Dataset records:
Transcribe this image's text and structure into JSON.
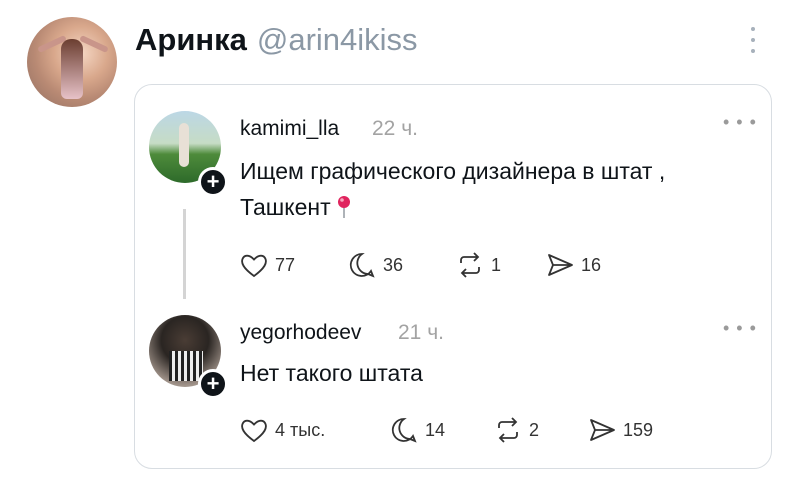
{
  "tweet": {
    "display_name": "Аринка",
    "handle": "@arin4ikiss"
  },
  "posts": [
    {
      "username": "kamimi_lla",
      "time": "22 ч.",
      "text": "Ищем графического дизайнера в штат , Ташкент",
      "likes": "77",
      "replies": "36",
      "reposts": "1",
      "shares": "16"
    },
    {
      "username": "yegorhodeev",
      "time": "21 ч.",
      "text": "Нет такого штата",
      "likes": "4 тыс.",
      "replies": "14",
      "reposts": "2",
      "shares": "159"
    }
  ],
  "colors": {
    "text": "#0f1419",
    "muted": "#a3a3a3",
    "border": "#d8dde2",
    "pin": "#e0245e"
  }
}
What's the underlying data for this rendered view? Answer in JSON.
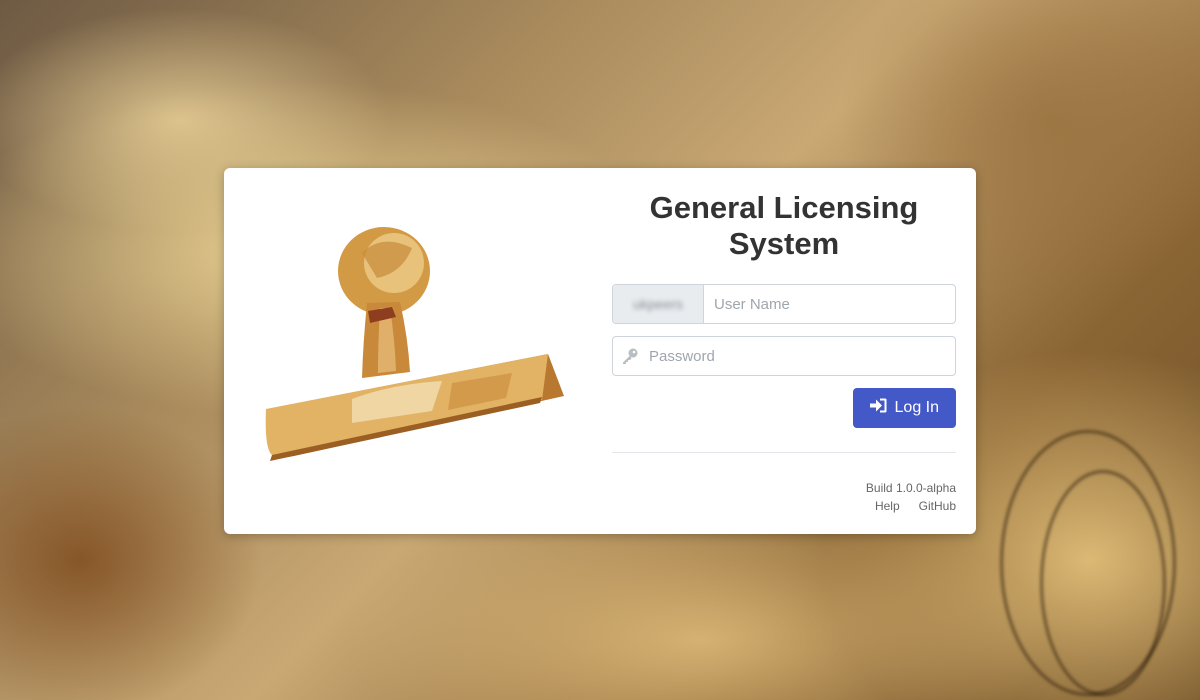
{
  "app": {
    "title": "General Licensing System"
  },
  "login": {
    "domain_addon": "ukpeers",
    "username_placeholder": "User Name",
    "password_placeholder": "Password",
    "login_label": "Log In"
  },
  "footer": {
    "build": "Build 1.0.0-alpha",
    "help_label": "Help",
    "github_label": "GitHub"
  },
  "colors": {
    "accent": "#4459c8",
    "card_bg": "#ffffff",
    "stamp_wood": "#d4a04a"
  },
  "icons": {
    "password": "key-icon",
    "login": "sign-in-icon",
    "logo": "rubber-stamp-icon"
  }
}
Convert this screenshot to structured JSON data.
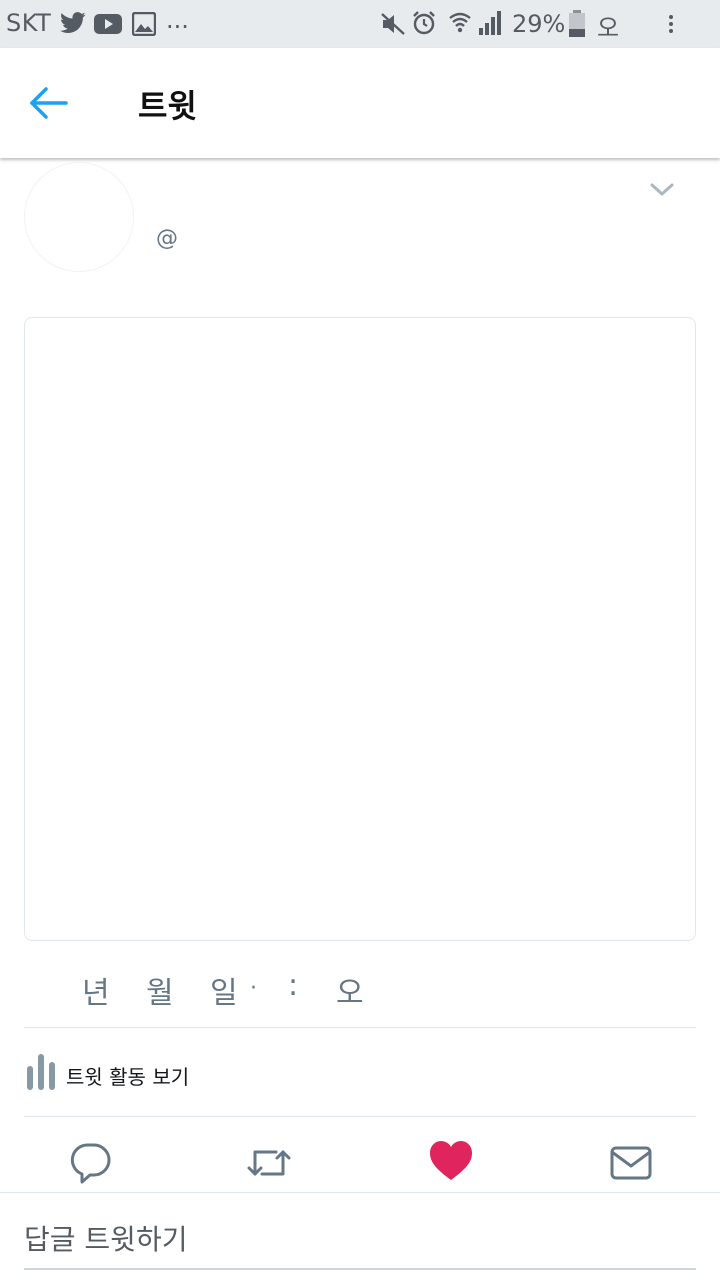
{
  "status_bar": {
    "carrier": "SKT",
    "dots": "...",
    "battery_percent": "29%",
    "korean_indicator": "오",
    "icons": [
      "twitter-icon",
      "youtube-icon",
      "gallery-icon",
      "mute-icon",
      "alarm-icon",
      "wifi-icon",
      "signal-icon",
      "battery-icon",
      "overflow-menu-icon"
    ]
  },
  "app_bar": {
    "back_icon": "arrow-left-icon",
    "title": "트윗"
  },
  "tweet": {
    "handle": "@",
    "timestamp": {
      "year": "년",
      "month": "월",
      "day": "일",
      "dot": "·",
      "colon": ":",
      "ampm": "오"
    }
  },
  "activity": {
    "label": "트윗 활동 보기"
  },
  "actions": {
    "reply_icon": "reply-icon",
    "retweet_icon": "retweet-icon",
    "like_icon": "heart-icon",
    "dm_icon": "mail-icon"
  },
  "reply": {
    "placeholder": "답글 트윗하기"
  },
  "colors": {
    "accent": "#1da1f2",
    "like": "#e0245e",
    "icon_gray": "#657786",
    "divider": "#e1e8ed"
  }
}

PROBLEM TO SOLVE >> Give the entries again word for word, but skip the pictures.

REPLY >>
Transcribe this image's text and structure into JSON.
{
  "tweet": {
    "display_name": "Аринка",
    "handle": "@arin4ikiss"
  },
  "posts": [
    {
      "username": "kamimi_lla",
      "time": "22 ч.",
      "text": "Ищем графического дизайнера в штат , Ташкент",
      "likes": "77",
      "replies": "36",
      "reposts": "1",
      "shares": "16"
    },
    {
      "username": "yegorhodeev",
      "time": "21 ч.",
      "text": "Нет такого штата",
      "likes": "4 тыс.",
      "replies": "14",
      "reposts": "2",
      "shares": "159"
    }
  ],
  "colors": {
    "text": "#0f1419",
    "muted": "#a3a3a3",
    "border": "#d8dde2",
    "pin": "#e0245e"
  }
}
What's the underlying data for this rendered view? Answer in JSON.
{
  "app": {
    "title": "General Licensing System"
  },
  "login": {
    "domain_addon": "ukpeers",
    "username_placeholder": "User Name",
    "password_placeholder": "Password",
    "login_label": "Log In"
  },
  "footer": {
    "build": "Build 1.0.0-alpha",
    "help_label": "Help",
    "github_label": "GitHub"
  },
  "colors": {
    "accent": "#4459c8",
    "card_bg": "#ffffff",
    "stamp_wood": "#d4a04a"
  },
  "icons": {
    "password": "key-icon",
    "login": "sign-in-icon",
    "logo": "rubber-stamp-icon"
  }
}
Convert this screenshot to structured JSON data.
{
  "status_bar": {
    "carrier": "SKT",
    "dots": "...",
    "battery_percent": "29%",
    "korean_indicator": "오",
    "icons": [
      "twitter-icon",
      "youtube-icon",
      "gallery-icon",
      "mute-icon",
      "alarm-icon",
      "wifi-icon",
      "signal-icon",
      "battery-icon",
      "overflow-menu-icon"
    ]
  },
  "app_bar": {
    "back_icon": "arrow-left-icon",
    "title": "트윗"
  },
  "tweet": {
    "handle": "@",
    "timestamp": {
      "year": "년",
      "month": "월",
      "day": "일",
      "dot": "·",
      "colon": ":",
      "ampm": "오"
    }
  },
  "activity": {
    "label": "트윗 활동 보기"
  },
  "actions": {
    "reply_icon": "reply-icon",
    "retweet_icon": "retweet-icon",
    "like_icon": "heart-icon",
    "dm_icon": "mail-icon"
  },
  "reply": {
    "placeholder": "답글 트윗하기"
  },
  "colors": {
    "accent": "#1da1f2",
    "like": "#e0245e",
    "icon_gray": "#657786",
    "divider": "#e1e8ed"
  }
}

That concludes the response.